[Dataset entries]
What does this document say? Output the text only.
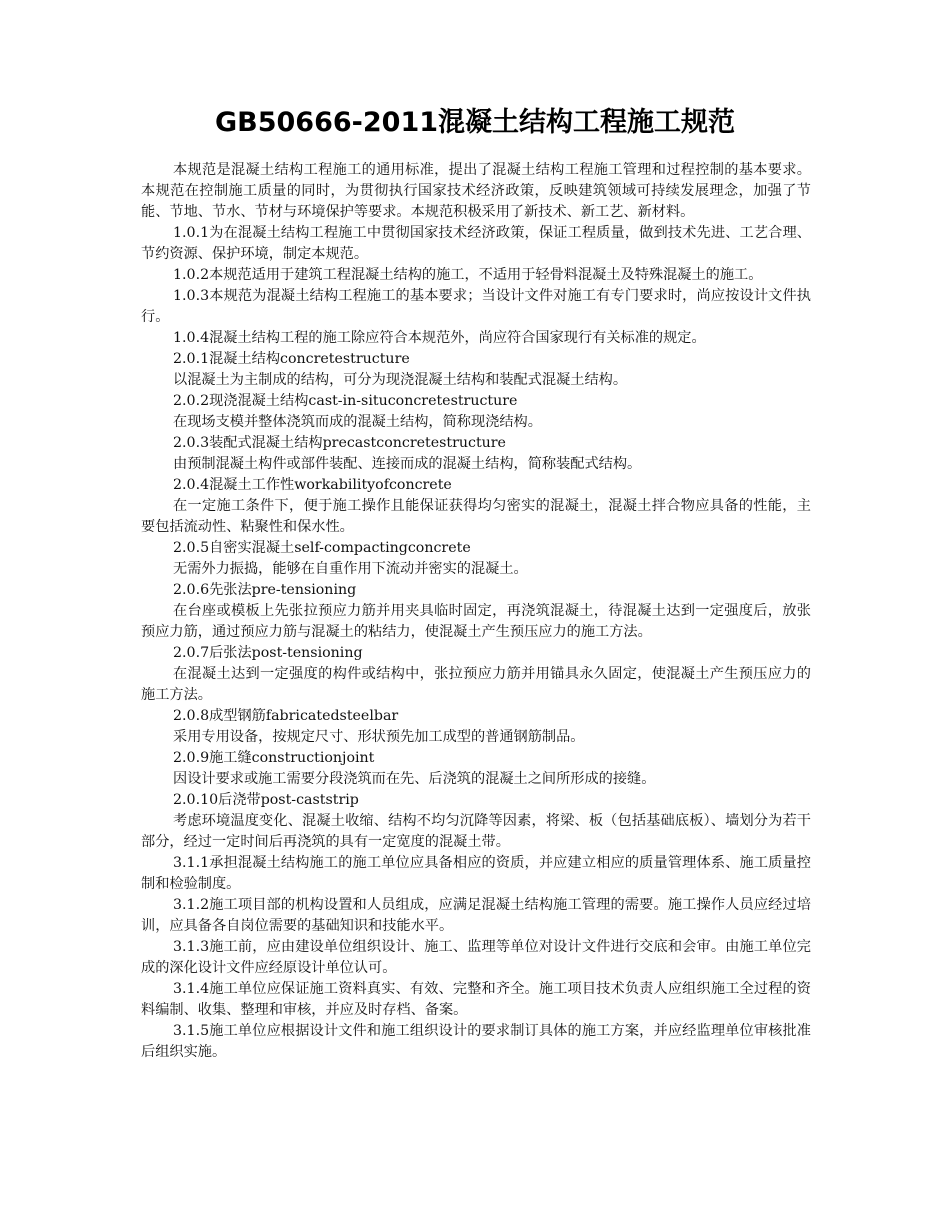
GB50666-2011混凝土结构工程施工规范

本规范是混凝土结构工程施工的通用标准，提出了混凝土结构工程施工管理和过程控制的基本要求。本规范在控制施工质量的同时，为贯彻执行国家技术经济政策，反映建筑领域可持续发展理念，加强了节能、节地、节水、节材与环境保护等要求。本规范积极采用了新技术、新工艺、新材料。

1.0.1为在混凝土结构工程施工中贯彻国家技术经济政策，保证工程质量，做到技术先进、工艺合理、节约资源、保护环境，制定本规范。

1.0.2本规范适用于建筑工程混凝土结构的施工，不适用于轻骨料混凝土及特殊混凝土的施工。

1.0.3本规范为混凝土结构工程施工的基本要求；当设计文件对施工有专门要求时，尚应按设计文件执行。

1.0.4混凝土结构工程的施工除应符合本规范外，尚应符合国家现行有关标准的规定。

2.0.1混凝土结构concretestructure

以混凝土为主制成的结构，可分为现浇混凝土结构和装配式混凝土结构。

2.0.2现浇混凝土结构cast-in-situconcretestructure

在现场支模并整体浇筑而成的混凝土结构，简称现浇结构。

2.0.3装配式混凝土结构precastconcretestructure

由预制混凝土构件或部件装配、连接而成的混凝土结构，简称装配式结构。

2.0.4混凝土工作性workabilityofconcrete

在一定施工条件下，便于施工操作且能保证获得均匀密实的混凝土，混凝土拌合物应具备的性能，主要包括流动性、粘聚性和保水性。

2.0.5自密实混凝土self-compactingconcrete

无需外力振捣，能够在自重作用下流动并密实的混凝土。

2.0.6先张法pre-tensioning

在台座或模板上先张拉预应力筋并用夹具临时固定，再浇筑混凝土，待混凝土达到一定强度后，放张预应力筋，通过预应力筋与混凝土的粘结力，使混凝土产生预压应力的施工方法。

2.0.7后张法post-tensioning

在混凝土达到一定强度的构件或结构中，张拉预应力筋并用锚具永久固定，使混凝土产生预压应力的施工方法。

2.0.8成型钢筋fabricatedsteelbar

采用专用设备，按规定尺寸、形状预先加工成型的普通钢筋制品。

2.0.9施工缝constructionjoint

因设计要求或施工需要分段浇筑而在先、后浇筑的混凝土之间所形成的接缝。

2.0.10后浇带post-caststrip

考虑环境温度变化、混凝土收缩、结构不均匀沉降等因素，将梁、板（包括基础底板）、墙划分为若干部分，经过一定时间后再浇筑的具有一定宽度的混凝土带。

3.1.1承担混凝土结构施工的施工单位应具备相应的资质，并应建立相应的质量管理体系、施工质量控制和检验制度。

3.1.2施工项目部的机构设置和人员组成，应满足混凝土结构施工管理的需要。施工操作人员应经过培训，应具备各自岗位需要的基础知识和技能水平。

3.1.3施工前，应由建设单位组织设计、施工、监理等单位对设计文件进行交底和会审。由施工单位完成的深化设计文件应经原设计单位认可。

3.1.4施工单位应保证施工资料真实、有效、完整和齐全。施工项目技术负责人应组织施工全过程的资料编制、收集、整理和审核，并应及时存档、备案。

3.1.5施工单位应根据设计文件和施工组织设计的要求制订具体的施工方案，并应经监理单位审核批准后组织实施。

> _STATED PROBLEM_:
Quote everything in the listing above exactly; pictures are the only thing to omit.

> _WRITTEN RESPONSE_:
What does this document say? Output the text only.
GB50666-2011混凝土结构工程施工规范

本规范是混凝土结构工程施工的通用标准，提出了混凝土结构工程施工管理和过程控制的基本要求。本规范在控制施工质量的同时，为贯彻执行国家技术经济政策，反映建筑领域可持续发展理念，加强了节能、节地、节水、节材与环境保护等要求。本规范积极采用了新技术、新工艺、新材料。

1.0.1为在混凝土结构工程施工中贯彻国家技术经济政策，保证工程质量，做到技术先进、工艺合理、节约资源、保护环境，制定本规范。

1.0.2本规范适用于建筑工程混凝土结构的施工，不适用于轻骨料混凝土及特殊混凝土的施工。

1.0.3本规范为混凝土结构工程施工的基本要求；当设计文件对施工有专门要求时，尚应按设计文件执行。

1.0.4混凝土结构工程的施工除应符合本规范外，尚应符合国家现行有关标准的规定。

2.0.1混凝土结构concretestructure

以混凝土为主制成的结构，可分为现浇混凝土结构和装配式混凝土结构。

2.0.2现浇混凝土结构cast-in-situconcretestructure

在现场支模并整体浇筑而成的混凝土结构，简称现浇结构。

2.0.3装配式混凝土结构precastconcretestructure

由预制混凝土构件或部件装配、连接而成的混凝土结构，简称装配式结构。

2.0.4混凝土工作性workabilityofconcrete

在一定施工条件下，便于施工操作且能保证获得均匀密实的混凝土，混凝土拌合物应具备的性能，主要包括流动性、粘聚性和保水性。

2.0.5自密实混凝土self-compactingconcrete

无需外力振捣，能够在自重作用下流动并密实的混凝土。

2.0.6先张法pre-tensioning

在台座或模板上先张拉预应力筋并用夹具临时固定，再浇筑混凝土，待混凝土达到一定强度后，放张预应力筋，通过预应力筋与混凝土的粘结力，使混凝土产生预压应力的施工方法。

2.0.7后张法post-tensioning

在混凝土达到一定强度的构件或结构中，张拉预应力筋并用锚具永久固定，使混凝土产生预压应力的施工方法。

2.0.8成型钢筋fabricatedsteelbar

采用专用设备，按规定尺寸、形状预先加工成型的普通钢筋制品。

2.0.9施工缝constructionjoint

因设计要求或施工需要分段浇筑而在先、后浇筑的混凝土之间所形成的接缝。

2.0.10后浇带post-caststrip

考虑环境温度变化、混凝土收缩、结构不均匀沉降等因素，将梁、板（包括基础底板）、墙划分为若干部分，经过一定时间后再浇筑的具有一定宽度的混凝土带。

3.1.1承担混凝土结构施工的施工单位应具备相应的资质，并应建立相应的质量管理体系、施工质量控制和检验制度。

3.1.2施工项目部的机构设置和人员组成，应满足混凝土结构施工管理的需要。施工操作人员应经过培训，应具备各自岗位需要的基础知识和技能水平。

3.1.3施工前，应由建设单位组织设计、施工、监理等单位对设计文件进行交底和会审。由施工单位完成的深化设计文件应经原设计单位认可。

3.1.4施工单位应保证施工资料真实、有效、完整和齐全。施工项目技术负责人应组织施工全过程的资料编制、收集、整理和审核，并应及时存档、备案。

3.1.5施工单位应根据设计文件和施工组织设计的要求制订具体的施工方案，并应经监理单位审核批准后组织实施。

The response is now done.